■ Instruction
Which lines in the material below contain the word "JSON"? Copy each of them.

■ Records shown
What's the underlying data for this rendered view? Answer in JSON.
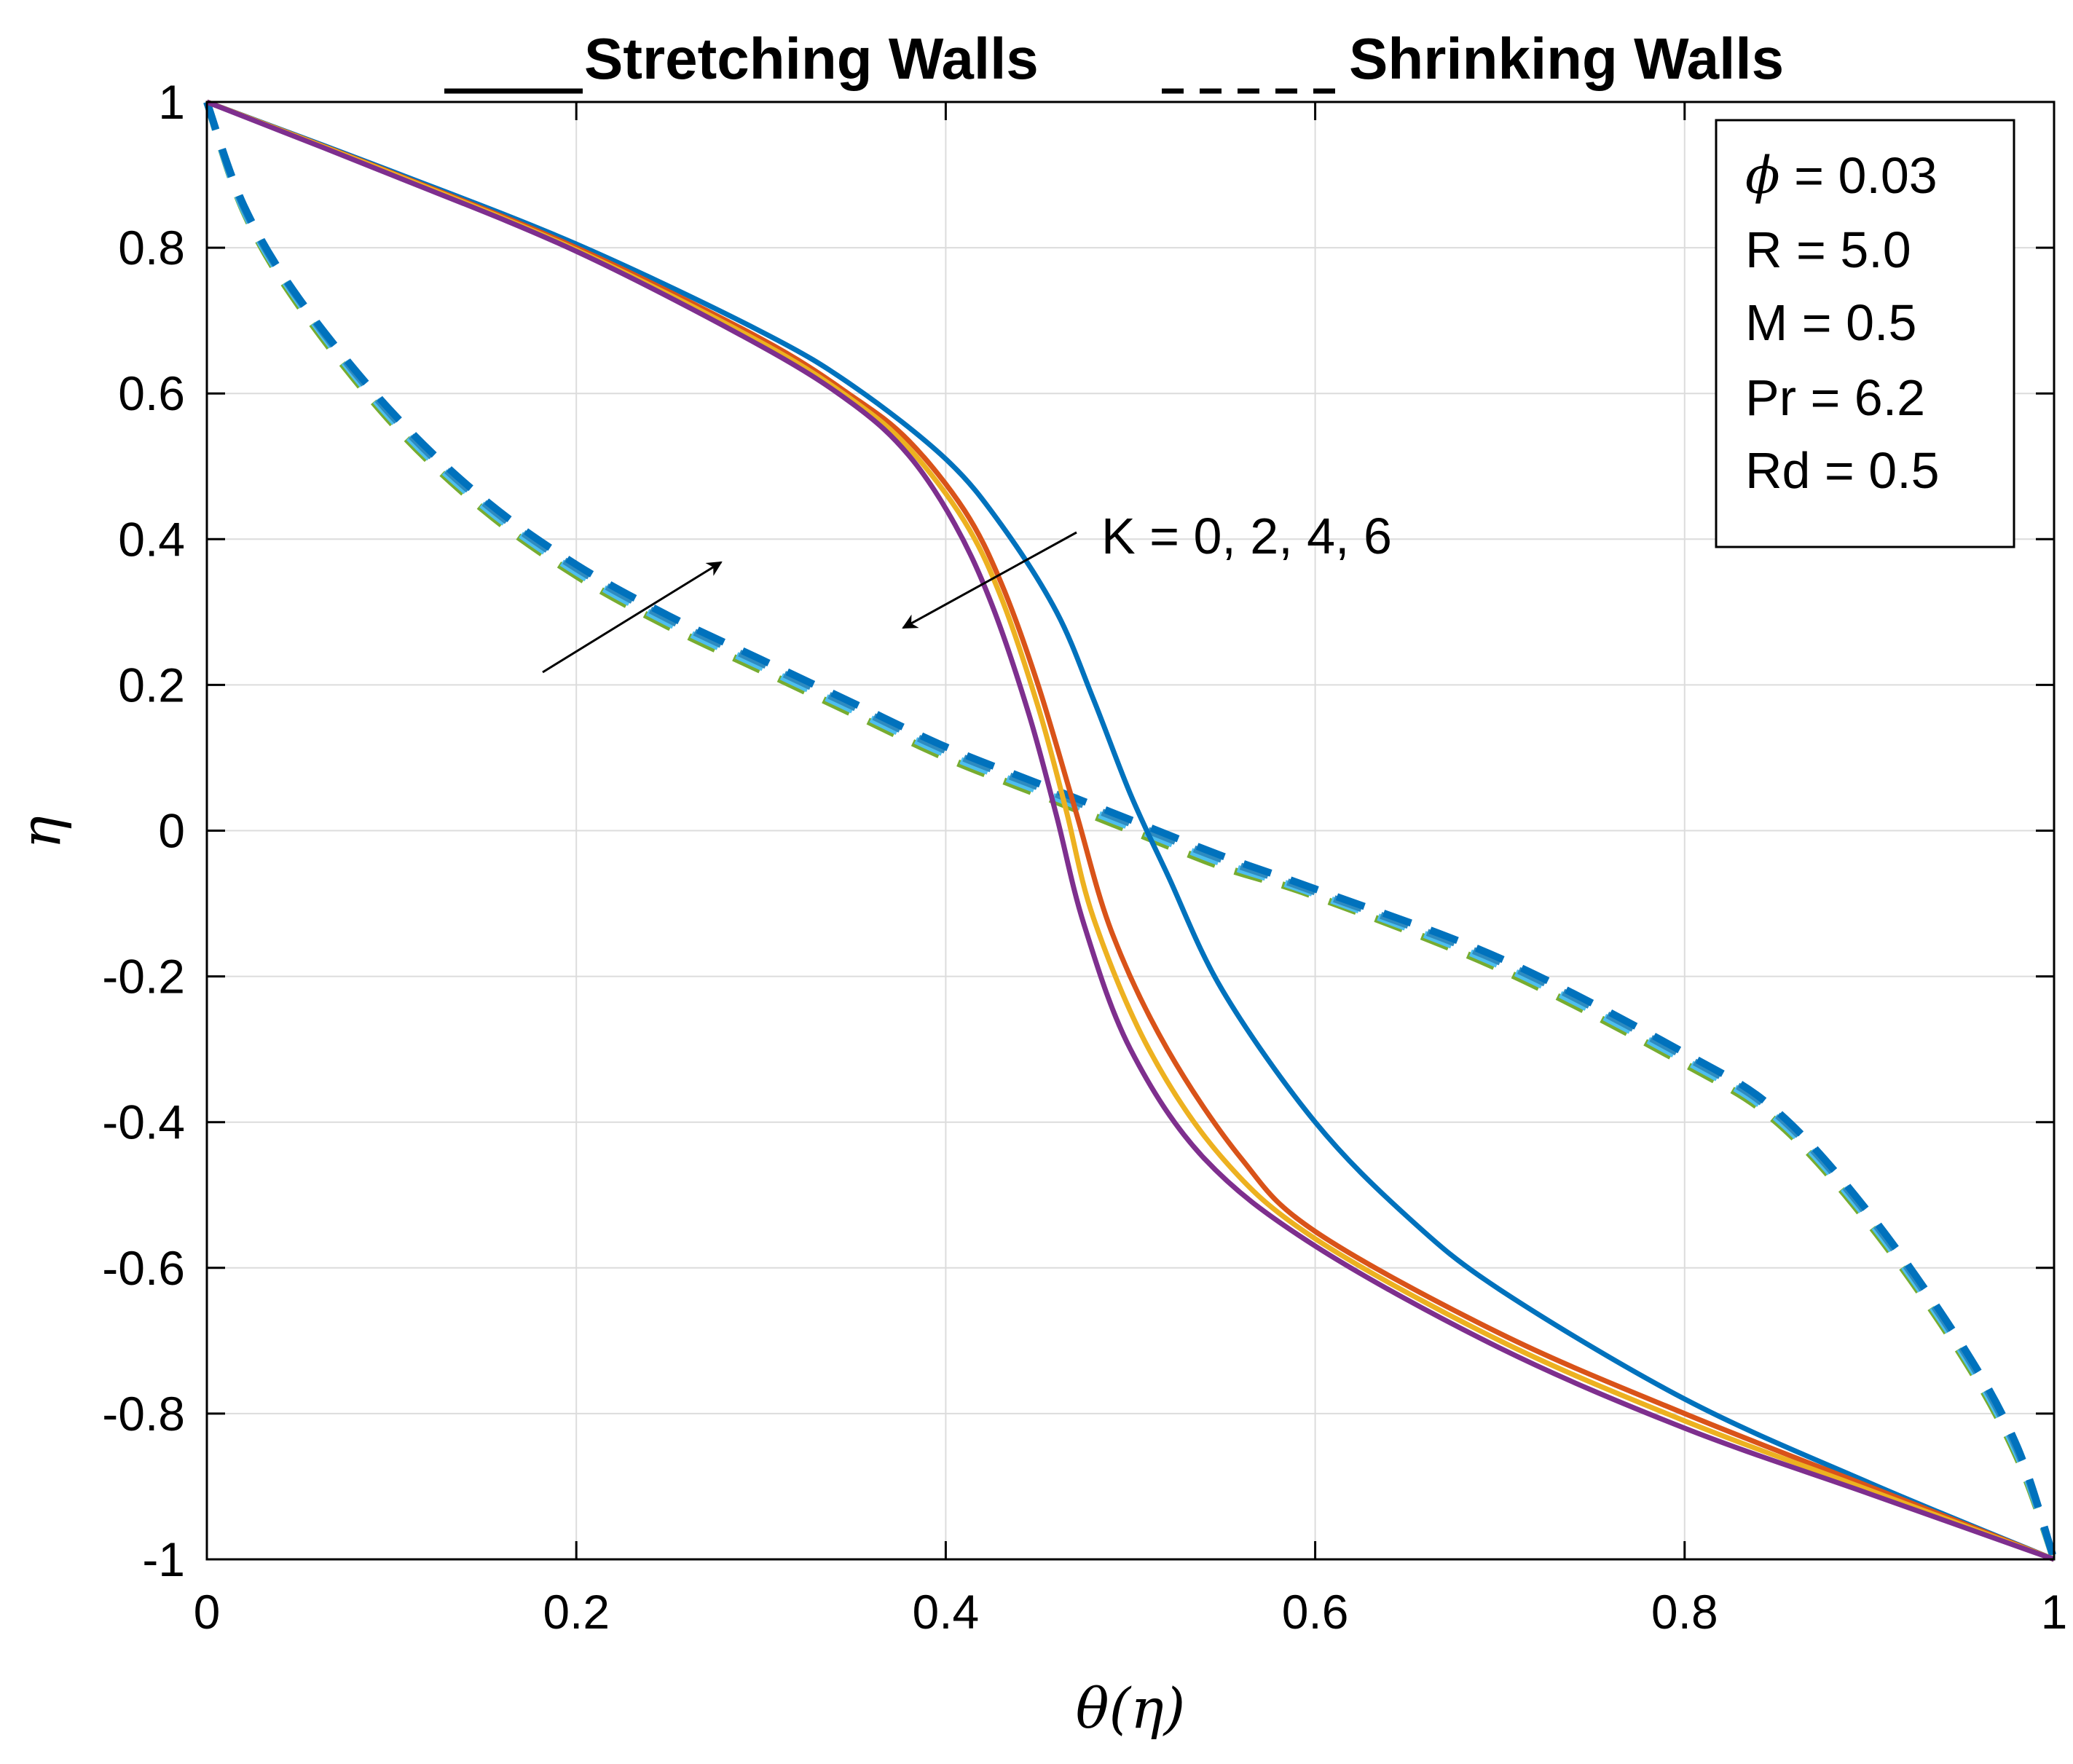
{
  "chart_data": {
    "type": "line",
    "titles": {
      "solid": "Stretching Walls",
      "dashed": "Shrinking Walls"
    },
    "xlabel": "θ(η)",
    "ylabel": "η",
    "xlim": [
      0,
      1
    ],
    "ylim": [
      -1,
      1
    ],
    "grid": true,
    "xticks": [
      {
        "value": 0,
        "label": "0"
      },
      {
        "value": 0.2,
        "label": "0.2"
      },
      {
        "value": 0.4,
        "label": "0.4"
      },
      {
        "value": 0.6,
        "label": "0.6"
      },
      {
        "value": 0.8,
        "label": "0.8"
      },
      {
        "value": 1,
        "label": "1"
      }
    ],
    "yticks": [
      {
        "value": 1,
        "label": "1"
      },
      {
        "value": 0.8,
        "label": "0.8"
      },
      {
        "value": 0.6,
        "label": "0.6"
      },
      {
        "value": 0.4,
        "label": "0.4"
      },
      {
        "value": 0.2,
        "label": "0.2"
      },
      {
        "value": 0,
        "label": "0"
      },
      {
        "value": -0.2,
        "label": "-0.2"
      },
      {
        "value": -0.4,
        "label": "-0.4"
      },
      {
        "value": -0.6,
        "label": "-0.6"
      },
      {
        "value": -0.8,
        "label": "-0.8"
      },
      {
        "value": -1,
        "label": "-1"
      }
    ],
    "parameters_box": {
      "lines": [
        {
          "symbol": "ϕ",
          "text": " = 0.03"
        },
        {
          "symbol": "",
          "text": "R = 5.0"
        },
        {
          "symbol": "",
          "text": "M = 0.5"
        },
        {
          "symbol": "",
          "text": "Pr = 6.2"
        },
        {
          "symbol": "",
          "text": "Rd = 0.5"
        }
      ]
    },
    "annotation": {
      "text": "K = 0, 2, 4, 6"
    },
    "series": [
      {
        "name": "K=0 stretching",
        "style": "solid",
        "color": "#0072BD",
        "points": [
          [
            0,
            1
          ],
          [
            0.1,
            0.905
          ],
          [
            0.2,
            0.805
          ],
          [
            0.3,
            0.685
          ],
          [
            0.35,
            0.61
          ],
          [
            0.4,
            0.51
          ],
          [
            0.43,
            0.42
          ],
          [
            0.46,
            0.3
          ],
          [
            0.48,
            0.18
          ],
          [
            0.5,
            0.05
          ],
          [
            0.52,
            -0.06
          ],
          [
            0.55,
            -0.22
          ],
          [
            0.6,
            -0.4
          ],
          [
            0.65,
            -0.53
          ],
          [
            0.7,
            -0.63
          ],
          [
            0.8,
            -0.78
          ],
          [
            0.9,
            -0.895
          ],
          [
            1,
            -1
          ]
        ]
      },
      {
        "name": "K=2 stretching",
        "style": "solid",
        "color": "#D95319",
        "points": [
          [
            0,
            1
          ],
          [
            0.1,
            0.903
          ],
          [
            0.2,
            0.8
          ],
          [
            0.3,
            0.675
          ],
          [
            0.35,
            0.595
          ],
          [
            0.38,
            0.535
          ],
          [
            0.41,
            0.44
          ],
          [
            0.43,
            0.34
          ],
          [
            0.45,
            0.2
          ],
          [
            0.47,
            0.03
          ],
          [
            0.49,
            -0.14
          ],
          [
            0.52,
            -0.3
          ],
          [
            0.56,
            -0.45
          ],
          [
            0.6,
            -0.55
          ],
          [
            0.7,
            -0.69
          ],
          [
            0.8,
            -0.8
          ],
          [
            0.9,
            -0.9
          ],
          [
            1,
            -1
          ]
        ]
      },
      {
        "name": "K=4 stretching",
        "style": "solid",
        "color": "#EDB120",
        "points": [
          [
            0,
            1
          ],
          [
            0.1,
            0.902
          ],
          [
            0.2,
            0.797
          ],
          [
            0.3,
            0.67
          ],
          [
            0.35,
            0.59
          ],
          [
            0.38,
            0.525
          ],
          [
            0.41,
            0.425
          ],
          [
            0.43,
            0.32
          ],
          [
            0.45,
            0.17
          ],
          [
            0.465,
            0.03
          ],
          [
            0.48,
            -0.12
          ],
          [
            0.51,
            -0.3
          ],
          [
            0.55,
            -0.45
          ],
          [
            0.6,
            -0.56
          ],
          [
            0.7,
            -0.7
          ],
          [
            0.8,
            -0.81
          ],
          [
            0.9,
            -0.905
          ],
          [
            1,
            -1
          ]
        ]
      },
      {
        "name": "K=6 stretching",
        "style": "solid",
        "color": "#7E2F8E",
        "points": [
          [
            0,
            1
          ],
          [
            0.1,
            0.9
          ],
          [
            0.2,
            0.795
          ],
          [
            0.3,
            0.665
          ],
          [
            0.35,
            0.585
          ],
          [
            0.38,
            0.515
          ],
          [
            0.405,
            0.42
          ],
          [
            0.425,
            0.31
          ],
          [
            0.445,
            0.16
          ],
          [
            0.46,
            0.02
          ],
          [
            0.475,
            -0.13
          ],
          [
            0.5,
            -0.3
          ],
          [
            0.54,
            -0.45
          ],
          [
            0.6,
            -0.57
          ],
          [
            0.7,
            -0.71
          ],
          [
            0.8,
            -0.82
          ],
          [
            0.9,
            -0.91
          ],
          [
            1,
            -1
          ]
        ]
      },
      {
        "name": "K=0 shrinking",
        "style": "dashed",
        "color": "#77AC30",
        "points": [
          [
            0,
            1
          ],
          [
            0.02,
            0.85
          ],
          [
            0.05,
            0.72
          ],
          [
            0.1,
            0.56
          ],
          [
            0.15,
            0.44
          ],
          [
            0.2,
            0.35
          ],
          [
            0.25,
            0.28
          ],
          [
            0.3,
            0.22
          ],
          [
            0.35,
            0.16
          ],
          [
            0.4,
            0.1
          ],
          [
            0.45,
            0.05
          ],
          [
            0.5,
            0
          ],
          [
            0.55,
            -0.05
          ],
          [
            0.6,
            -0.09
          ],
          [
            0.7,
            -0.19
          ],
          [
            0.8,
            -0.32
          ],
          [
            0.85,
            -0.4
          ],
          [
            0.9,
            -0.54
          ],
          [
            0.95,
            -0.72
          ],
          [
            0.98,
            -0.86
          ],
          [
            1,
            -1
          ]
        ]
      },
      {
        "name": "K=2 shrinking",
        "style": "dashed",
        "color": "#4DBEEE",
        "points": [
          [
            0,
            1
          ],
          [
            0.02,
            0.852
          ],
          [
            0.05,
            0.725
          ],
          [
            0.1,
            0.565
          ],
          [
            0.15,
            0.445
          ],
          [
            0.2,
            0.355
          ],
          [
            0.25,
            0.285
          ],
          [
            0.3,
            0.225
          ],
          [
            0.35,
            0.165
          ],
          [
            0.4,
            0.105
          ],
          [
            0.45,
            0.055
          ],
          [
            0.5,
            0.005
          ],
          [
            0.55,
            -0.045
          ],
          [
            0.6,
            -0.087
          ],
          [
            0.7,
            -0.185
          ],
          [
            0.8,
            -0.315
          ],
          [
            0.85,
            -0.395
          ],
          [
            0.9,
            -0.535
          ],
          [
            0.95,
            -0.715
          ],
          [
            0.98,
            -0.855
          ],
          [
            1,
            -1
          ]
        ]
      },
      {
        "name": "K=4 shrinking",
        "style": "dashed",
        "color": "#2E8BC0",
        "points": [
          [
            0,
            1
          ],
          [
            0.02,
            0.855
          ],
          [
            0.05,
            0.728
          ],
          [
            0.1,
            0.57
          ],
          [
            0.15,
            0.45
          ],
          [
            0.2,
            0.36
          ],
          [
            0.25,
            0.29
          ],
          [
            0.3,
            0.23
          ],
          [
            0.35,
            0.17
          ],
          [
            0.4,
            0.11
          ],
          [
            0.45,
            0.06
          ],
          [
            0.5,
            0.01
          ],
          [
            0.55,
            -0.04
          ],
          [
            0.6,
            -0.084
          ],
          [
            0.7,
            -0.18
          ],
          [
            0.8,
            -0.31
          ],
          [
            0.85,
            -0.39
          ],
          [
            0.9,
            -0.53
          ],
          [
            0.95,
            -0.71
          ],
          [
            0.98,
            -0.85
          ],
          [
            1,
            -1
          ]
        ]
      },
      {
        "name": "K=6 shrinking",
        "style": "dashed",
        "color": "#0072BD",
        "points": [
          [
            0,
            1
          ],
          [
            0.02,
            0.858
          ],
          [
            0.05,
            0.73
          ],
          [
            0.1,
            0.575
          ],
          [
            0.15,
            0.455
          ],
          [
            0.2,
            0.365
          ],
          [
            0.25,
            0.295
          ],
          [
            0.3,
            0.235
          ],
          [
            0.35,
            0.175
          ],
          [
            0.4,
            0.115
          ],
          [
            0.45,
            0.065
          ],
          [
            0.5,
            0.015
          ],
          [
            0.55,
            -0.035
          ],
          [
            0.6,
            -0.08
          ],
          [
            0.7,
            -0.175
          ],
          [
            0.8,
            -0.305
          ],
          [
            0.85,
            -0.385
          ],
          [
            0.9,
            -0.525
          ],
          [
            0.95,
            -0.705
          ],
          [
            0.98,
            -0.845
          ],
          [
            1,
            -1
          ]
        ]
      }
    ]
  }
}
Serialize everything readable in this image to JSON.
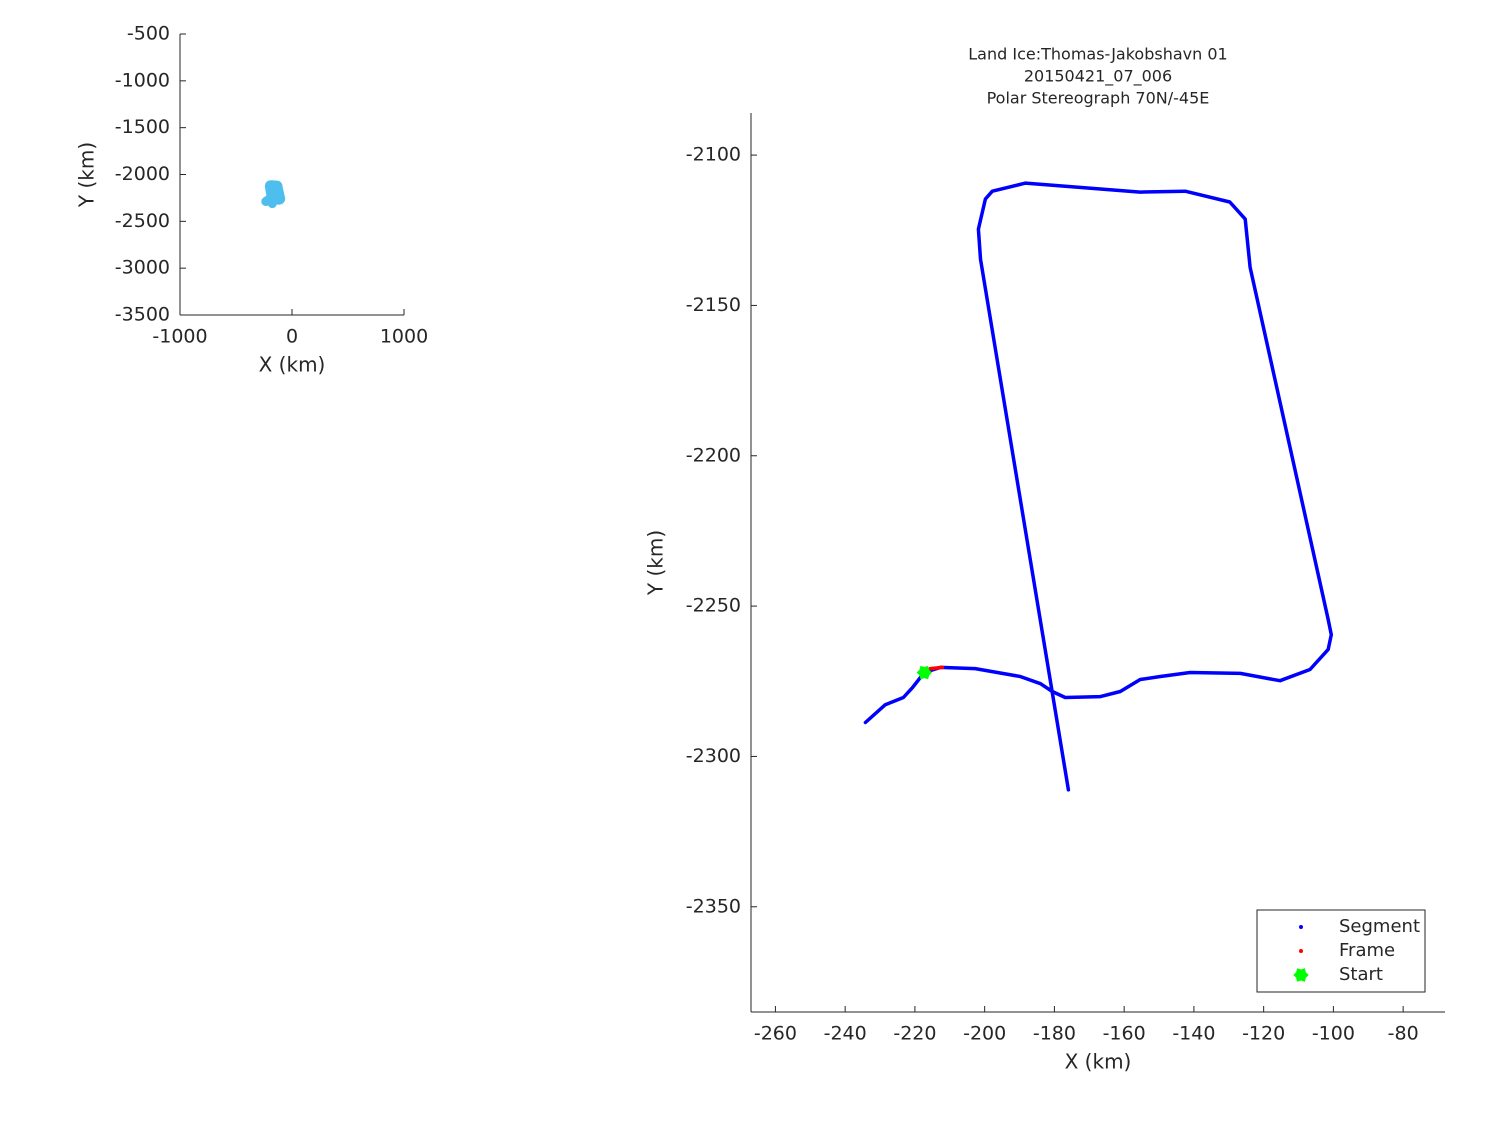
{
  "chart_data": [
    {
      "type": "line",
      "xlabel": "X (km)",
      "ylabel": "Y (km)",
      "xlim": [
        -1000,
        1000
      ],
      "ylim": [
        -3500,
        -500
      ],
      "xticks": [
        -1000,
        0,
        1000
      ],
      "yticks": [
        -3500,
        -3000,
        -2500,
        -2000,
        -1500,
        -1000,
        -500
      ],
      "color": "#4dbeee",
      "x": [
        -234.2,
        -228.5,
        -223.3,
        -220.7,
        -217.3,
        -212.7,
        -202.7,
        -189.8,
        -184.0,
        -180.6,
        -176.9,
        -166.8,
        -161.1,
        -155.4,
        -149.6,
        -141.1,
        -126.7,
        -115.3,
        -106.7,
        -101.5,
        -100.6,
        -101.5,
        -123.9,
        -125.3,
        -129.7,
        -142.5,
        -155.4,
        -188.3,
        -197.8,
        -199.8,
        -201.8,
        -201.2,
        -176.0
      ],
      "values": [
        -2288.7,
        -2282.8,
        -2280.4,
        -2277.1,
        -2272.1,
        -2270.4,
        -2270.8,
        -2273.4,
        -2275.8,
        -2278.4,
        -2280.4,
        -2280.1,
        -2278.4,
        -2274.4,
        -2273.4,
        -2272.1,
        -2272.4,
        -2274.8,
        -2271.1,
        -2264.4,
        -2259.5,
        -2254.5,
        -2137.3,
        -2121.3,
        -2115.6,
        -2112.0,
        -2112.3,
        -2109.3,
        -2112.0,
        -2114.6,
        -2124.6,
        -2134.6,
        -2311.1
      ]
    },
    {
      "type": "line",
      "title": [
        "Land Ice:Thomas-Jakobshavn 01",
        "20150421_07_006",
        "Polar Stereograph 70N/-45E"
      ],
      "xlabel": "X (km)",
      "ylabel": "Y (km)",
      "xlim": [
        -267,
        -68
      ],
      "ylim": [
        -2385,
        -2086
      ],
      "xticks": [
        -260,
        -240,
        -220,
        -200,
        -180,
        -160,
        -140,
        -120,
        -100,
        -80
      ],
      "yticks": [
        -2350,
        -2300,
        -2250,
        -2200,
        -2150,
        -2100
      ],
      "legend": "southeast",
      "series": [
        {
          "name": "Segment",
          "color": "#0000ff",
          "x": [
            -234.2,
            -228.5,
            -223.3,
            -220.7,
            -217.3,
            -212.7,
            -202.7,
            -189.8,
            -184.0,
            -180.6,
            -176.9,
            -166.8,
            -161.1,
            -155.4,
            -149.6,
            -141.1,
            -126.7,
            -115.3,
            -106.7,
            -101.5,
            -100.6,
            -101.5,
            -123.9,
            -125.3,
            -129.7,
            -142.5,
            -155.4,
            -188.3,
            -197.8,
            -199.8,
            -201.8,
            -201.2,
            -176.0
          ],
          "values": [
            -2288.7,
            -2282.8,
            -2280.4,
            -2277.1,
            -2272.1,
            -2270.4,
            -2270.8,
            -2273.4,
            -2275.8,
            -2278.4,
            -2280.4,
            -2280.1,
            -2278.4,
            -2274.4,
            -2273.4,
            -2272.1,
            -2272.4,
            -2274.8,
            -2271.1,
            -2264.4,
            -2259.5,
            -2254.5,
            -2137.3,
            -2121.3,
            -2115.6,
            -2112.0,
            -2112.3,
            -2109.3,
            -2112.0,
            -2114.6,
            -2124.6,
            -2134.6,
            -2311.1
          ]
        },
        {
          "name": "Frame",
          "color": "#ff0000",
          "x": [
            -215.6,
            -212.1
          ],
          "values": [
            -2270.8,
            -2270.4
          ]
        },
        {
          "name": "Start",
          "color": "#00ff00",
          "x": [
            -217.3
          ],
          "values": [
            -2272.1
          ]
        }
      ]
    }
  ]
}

■ Output
What's the underlying data for this rendered view? Answer in JSON.
Serialize everything readable in this image to JSON.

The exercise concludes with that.